Items from a figure collection:
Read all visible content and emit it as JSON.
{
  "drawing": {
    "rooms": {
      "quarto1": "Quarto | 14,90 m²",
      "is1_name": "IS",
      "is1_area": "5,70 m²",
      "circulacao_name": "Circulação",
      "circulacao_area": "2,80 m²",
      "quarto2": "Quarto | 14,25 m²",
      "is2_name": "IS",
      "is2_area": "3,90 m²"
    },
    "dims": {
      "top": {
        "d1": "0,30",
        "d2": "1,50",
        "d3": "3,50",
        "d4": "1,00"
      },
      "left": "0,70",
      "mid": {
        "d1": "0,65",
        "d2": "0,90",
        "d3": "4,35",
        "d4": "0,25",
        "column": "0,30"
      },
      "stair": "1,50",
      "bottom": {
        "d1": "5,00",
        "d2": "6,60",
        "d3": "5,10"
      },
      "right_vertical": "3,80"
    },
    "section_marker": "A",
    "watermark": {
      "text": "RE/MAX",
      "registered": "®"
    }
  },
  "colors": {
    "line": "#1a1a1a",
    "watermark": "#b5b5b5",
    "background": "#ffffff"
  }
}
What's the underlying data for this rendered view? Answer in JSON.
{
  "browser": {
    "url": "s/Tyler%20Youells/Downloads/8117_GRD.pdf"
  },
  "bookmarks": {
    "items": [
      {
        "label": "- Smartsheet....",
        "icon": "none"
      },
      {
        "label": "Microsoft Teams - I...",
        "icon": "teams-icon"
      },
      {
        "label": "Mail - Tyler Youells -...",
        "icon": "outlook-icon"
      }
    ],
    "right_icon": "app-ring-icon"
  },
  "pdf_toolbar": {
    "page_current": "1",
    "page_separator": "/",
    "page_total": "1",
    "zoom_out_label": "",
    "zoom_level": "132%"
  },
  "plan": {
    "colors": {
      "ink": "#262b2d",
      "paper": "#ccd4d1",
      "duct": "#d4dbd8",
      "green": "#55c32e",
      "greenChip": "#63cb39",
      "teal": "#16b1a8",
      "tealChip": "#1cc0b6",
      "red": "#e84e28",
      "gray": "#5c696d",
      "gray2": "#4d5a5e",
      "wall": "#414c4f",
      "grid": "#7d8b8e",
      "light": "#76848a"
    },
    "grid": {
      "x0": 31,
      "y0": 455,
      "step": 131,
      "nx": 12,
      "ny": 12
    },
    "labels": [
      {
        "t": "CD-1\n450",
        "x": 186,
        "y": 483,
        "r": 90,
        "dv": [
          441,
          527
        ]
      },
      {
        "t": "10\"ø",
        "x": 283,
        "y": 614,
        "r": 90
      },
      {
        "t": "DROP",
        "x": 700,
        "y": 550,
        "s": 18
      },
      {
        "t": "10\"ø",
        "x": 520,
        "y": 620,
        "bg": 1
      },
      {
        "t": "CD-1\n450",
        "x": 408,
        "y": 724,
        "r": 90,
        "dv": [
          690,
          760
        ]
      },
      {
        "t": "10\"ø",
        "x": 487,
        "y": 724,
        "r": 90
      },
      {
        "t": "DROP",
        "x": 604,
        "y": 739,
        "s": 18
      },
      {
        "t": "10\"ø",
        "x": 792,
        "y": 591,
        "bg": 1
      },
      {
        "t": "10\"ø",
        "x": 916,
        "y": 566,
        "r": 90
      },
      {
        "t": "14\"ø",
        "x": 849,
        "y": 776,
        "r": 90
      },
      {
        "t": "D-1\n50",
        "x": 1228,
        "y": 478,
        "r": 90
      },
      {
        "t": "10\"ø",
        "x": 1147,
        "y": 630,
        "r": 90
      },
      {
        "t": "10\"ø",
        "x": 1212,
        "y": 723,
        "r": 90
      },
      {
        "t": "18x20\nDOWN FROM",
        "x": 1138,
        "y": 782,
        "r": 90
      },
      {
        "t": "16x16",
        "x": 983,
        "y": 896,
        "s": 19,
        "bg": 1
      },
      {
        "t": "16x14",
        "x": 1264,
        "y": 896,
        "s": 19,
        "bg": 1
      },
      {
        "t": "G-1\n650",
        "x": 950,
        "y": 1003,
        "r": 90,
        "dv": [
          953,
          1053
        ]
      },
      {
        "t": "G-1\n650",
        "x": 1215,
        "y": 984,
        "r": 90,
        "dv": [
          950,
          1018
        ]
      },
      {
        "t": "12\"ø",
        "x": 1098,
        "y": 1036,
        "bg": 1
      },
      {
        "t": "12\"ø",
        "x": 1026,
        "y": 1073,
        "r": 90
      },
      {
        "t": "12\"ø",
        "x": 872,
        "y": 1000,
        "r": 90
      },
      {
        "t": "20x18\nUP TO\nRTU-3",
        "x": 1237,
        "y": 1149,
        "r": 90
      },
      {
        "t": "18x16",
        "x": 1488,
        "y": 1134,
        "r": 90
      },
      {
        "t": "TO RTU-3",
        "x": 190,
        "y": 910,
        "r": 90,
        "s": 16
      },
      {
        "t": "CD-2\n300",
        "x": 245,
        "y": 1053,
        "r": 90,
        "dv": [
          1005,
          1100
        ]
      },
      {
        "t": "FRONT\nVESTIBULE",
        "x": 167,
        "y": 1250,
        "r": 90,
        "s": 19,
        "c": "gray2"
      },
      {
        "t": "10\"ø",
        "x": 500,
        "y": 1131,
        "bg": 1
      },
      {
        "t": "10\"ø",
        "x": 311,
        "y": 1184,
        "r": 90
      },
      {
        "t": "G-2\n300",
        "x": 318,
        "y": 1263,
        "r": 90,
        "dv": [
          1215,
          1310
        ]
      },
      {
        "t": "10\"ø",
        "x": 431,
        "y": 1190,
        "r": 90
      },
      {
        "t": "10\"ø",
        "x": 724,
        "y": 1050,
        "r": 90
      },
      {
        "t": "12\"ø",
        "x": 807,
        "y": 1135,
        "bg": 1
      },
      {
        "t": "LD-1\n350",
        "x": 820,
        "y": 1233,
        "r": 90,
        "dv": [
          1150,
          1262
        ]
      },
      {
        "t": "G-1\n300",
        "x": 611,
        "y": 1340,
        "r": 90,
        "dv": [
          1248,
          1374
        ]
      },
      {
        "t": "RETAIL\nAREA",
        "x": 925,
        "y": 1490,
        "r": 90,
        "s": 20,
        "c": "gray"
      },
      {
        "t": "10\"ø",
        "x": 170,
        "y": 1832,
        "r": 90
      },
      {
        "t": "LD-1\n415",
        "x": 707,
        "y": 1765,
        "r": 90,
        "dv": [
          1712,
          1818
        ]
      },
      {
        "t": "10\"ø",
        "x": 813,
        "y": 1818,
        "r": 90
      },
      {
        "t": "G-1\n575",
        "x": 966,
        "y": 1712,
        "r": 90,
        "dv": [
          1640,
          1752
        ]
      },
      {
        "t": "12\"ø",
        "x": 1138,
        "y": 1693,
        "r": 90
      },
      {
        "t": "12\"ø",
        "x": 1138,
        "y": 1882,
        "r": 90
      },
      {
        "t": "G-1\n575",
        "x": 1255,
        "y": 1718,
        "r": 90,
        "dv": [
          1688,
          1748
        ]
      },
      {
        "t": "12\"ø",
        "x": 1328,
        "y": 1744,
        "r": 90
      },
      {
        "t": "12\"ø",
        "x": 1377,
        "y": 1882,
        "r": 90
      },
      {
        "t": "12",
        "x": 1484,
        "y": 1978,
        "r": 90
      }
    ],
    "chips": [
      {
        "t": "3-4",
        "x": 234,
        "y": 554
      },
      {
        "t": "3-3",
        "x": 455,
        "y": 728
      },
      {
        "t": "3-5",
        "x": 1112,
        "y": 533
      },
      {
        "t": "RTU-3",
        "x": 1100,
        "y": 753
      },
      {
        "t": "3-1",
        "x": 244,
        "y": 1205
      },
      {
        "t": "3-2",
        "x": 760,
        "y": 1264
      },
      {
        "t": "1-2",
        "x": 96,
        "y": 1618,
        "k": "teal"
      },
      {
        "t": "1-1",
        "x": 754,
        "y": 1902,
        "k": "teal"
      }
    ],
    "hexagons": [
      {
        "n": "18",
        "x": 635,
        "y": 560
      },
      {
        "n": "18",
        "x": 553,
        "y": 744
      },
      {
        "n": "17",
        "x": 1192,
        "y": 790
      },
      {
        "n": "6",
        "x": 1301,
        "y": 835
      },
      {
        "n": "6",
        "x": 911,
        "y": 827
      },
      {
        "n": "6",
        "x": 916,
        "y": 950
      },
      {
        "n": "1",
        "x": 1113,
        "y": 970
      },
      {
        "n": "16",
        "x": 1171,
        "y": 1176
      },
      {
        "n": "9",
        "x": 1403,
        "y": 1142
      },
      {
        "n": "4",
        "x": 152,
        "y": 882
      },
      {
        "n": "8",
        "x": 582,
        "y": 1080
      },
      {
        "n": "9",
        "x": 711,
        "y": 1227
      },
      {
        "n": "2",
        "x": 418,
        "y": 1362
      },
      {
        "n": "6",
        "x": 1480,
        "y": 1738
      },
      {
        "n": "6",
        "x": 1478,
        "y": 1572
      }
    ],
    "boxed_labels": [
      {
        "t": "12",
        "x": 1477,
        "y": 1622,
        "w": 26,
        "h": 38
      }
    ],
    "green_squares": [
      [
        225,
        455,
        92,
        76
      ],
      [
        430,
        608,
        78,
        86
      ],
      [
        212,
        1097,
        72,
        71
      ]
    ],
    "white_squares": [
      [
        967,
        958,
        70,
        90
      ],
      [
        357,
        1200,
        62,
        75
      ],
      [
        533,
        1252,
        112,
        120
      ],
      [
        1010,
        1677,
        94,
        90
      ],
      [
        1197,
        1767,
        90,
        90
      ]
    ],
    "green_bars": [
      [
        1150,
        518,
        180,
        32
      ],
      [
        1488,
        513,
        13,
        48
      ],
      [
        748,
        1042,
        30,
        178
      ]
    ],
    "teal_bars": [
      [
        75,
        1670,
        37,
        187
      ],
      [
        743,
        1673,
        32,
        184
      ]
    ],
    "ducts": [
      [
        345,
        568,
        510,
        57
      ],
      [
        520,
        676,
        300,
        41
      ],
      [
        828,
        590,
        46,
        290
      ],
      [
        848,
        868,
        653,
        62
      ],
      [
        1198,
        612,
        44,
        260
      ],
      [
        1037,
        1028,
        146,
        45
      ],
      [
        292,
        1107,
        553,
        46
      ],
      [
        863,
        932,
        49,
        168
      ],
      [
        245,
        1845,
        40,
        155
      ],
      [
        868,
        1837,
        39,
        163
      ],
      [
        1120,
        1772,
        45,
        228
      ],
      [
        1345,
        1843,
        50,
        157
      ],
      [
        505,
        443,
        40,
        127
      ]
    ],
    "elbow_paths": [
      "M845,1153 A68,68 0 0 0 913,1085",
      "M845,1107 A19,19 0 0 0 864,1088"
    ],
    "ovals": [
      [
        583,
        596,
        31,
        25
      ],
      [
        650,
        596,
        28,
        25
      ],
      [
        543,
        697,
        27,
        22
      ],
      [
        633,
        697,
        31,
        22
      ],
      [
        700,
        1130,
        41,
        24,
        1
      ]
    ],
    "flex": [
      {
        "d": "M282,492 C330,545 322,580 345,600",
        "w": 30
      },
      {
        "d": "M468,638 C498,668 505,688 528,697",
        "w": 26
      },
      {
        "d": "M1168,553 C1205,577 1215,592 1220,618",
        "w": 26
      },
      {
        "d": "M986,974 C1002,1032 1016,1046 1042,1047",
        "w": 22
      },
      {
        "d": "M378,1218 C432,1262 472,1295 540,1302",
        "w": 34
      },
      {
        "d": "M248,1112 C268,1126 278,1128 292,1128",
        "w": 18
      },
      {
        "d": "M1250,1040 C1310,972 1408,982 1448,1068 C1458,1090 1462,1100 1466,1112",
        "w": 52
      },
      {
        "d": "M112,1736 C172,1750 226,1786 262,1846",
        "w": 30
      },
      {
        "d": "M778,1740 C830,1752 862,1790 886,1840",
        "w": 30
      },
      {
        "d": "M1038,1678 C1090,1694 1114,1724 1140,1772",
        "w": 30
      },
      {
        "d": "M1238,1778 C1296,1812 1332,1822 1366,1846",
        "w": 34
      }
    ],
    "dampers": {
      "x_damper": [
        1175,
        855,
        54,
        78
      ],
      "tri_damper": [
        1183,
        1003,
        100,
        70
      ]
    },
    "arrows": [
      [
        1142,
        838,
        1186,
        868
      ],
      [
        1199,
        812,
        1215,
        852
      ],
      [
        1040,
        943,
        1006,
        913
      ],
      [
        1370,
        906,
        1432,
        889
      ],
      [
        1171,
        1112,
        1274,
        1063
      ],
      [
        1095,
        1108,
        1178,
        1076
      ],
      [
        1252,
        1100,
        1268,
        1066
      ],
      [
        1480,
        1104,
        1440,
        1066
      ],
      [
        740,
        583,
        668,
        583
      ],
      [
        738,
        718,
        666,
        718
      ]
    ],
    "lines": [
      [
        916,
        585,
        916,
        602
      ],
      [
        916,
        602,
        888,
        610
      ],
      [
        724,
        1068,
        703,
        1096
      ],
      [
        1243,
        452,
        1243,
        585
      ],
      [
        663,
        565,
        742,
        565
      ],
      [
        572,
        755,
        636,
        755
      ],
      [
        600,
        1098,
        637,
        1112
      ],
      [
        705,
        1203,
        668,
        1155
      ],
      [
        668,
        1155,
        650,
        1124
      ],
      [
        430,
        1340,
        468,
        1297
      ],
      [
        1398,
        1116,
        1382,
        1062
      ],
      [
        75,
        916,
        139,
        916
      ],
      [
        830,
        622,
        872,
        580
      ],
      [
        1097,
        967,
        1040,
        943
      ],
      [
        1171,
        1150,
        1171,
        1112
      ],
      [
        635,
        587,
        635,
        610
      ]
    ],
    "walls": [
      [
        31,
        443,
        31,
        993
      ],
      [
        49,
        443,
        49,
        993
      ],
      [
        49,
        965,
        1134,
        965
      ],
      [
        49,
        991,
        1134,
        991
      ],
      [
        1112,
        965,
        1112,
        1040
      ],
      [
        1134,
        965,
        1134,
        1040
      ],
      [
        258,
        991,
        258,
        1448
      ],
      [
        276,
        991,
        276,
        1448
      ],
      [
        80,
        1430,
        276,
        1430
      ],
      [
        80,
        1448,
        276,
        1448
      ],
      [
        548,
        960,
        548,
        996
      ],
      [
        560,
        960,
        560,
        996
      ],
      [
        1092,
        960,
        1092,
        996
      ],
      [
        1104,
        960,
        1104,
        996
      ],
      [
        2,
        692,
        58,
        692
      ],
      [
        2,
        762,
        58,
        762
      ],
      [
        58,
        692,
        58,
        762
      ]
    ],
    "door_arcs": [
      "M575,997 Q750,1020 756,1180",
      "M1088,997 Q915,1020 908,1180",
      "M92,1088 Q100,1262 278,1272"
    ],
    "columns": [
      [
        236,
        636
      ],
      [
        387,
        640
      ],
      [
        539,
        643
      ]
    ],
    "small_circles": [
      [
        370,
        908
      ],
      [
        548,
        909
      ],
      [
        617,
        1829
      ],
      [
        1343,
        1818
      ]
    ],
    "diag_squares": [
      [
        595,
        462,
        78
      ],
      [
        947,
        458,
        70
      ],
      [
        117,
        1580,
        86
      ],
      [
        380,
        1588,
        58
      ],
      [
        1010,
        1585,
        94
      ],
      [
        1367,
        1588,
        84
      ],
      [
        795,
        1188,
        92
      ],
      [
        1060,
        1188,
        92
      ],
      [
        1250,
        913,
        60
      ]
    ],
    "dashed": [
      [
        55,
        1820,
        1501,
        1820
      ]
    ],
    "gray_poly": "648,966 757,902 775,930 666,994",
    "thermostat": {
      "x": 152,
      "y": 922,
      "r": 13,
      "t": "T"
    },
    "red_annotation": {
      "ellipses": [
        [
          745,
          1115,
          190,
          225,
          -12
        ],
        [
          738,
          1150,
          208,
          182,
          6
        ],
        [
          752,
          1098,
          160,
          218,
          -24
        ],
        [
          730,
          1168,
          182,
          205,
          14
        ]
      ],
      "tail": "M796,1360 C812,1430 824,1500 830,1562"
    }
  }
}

__TASK DIRECTIONS__. Find all the lines containing "Tyler" in the material, then copy them.

__RESULT OF THE TASK__.
    "url": "s/Tyler%20Youells/Downloads/8117_GRD.pdf"
        "label": "Mail - Tyler Youells -...",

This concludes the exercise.